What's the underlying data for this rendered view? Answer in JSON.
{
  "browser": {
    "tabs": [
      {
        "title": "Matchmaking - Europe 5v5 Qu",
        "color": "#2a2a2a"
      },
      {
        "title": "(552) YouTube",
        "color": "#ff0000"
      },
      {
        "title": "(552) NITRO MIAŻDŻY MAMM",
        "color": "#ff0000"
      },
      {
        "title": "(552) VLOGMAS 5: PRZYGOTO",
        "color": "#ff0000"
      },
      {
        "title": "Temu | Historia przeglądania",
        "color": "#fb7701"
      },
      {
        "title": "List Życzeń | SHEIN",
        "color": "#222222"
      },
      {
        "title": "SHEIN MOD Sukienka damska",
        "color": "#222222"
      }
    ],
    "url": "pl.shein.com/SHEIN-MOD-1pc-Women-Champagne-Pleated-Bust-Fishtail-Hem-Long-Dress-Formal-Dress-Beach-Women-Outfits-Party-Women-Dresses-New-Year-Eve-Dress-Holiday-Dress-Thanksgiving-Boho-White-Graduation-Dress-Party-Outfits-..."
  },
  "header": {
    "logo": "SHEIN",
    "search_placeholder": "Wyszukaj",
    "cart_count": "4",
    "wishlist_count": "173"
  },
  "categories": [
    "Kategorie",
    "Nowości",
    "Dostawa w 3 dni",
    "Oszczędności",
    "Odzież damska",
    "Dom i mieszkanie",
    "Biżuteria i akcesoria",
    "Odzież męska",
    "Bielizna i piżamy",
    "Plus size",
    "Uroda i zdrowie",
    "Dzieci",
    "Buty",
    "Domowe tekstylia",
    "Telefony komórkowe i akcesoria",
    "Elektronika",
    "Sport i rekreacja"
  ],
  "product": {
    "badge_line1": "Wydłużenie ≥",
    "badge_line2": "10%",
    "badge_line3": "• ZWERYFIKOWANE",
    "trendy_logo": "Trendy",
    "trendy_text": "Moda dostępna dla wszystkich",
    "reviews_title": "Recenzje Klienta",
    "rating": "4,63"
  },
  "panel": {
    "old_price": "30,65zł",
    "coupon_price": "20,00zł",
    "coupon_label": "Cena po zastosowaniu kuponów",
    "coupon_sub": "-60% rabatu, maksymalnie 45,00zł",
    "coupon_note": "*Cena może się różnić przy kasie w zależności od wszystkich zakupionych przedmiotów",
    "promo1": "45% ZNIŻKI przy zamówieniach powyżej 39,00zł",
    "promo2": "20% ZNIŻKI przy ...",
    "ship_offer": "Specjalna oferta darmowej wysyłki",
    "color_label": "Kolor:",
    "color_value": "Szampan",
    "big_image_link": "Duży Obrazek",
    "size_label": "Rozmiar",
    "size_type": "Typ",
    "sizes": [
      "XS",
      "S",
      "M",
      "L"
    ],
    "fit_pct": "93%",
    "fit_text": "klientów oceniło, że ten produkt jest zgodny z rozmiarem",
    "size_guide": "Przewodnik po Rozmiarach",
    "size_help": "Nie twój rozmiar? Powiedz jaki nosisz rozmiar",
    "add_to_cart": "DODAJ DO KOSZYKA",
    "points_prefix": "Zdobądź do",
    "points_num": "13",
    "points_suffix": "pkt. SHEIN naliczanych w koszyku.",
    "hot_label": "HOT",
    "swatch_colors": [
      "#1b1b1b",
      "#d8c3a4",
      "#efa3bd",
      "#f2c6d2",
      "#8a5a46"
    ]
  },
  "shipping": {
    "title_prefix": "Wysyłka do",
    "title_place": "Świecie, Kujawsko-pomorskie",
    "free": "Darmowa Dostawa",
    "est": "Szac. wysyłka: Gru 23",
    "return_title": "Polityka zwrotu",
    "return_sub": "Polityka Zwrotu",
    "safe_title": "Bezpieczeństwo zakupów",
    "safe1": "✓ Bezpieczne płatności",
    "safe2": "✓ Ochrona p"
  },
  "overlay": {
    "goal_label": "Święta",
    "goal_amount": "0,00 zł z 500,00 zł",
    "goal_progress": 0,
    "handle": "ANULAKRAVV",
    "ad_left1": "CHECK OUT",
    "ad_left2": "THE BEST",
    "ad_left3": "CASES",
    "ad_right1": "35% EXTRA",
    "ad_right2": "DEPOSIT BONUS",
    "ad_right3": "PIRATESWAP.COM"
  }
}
★ ★ ★ ★
Pick every line with "wszystkich" in it and copy it.

### In response
    "trendy_text": "Moda dostępna dla wszystkich",
    "coupon_note": "*Cena może się różnić przy kasie w zależności od wszystkich zakupionych przedmiotów",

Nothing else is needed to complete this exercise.